(Dataset items)
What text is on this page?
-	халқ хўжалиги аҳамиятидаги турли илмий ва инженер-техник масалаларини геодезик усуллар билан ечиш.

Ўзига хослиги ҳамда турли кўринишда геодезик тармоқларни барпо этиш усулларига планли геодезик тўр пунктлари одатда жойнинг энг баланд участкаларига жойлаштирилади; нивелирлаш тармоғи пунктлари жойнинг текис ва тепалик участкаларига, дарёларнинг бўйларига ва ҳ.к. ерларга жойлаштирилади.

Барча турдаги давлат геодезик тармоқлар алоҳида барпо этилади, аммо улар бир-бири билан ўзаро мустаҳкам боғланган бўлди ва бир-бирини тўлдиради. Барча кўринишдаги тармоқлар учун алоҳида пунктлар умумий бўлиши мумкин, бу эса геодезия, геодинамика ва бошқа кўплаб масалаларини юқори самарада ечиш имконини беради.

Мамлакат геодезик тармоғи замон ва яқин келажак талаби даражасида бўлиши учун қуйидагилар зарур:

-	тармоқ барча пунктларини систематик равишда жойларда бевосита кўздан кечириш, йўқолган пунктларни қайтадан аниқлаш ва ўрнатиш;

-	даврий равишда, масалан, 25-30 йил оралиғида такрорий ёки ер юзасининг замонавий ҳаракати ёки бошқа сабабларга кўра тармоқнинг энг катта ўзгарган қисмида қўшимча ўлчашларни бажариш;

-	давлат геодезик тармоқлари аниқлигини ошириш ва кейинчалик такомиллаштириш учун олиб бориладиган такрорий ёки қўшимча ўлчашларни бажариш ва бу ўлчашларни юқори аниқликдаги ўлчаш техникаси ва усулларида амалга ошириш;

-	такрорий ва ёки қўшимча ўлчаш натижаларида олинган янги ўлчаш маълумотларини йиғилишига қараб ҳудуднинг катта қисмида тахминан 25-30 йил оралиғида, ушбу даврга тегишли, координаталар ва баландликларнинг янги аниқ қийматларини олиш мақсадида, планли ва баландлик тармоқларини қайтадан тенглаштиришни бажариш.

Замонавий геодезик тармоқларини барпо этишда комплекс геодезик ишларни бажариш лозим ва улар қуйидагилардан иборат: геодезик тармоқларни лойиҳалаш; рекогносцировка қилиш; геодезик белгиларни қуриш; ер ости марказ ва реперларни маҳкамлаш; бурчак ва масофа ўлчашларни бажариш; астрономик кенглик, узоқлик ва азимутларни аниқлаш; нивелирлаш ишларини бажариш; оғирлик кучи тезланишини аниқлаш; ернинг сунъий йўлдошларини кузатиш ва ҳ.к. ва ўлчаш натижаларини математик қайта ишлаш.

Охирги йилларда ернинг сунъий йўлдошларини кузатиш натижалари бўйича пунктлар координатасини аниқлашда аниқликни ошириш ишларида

**Job**:
Which lines hold the word "катта"? Show each one.

**Task output**:
-	даврий равишда, масалан, 25-30 йил оралиғида такрорий ёки ер юзасининг замонавий ҳаракати ёки бошқа сабабларга кўра тармоқнинг энг катта ўзгарган қисмида қўшимча ўлчашларни бажариш;
-	такрорий ва ёки қўшимча ўлчаш натижаларида олинган янги ўлчаш маълумотларини йиғилишига қараб ҳудуднинг катта қисмида тахминан 25-30 йил оралиғида, ушбу даврга тегишли, координаталар ва баландликларнинг янги аниқ қийматларини олиш мақсадида, планли ва баландлик тармоқларини қайтадан тенглаштиришни бажариш.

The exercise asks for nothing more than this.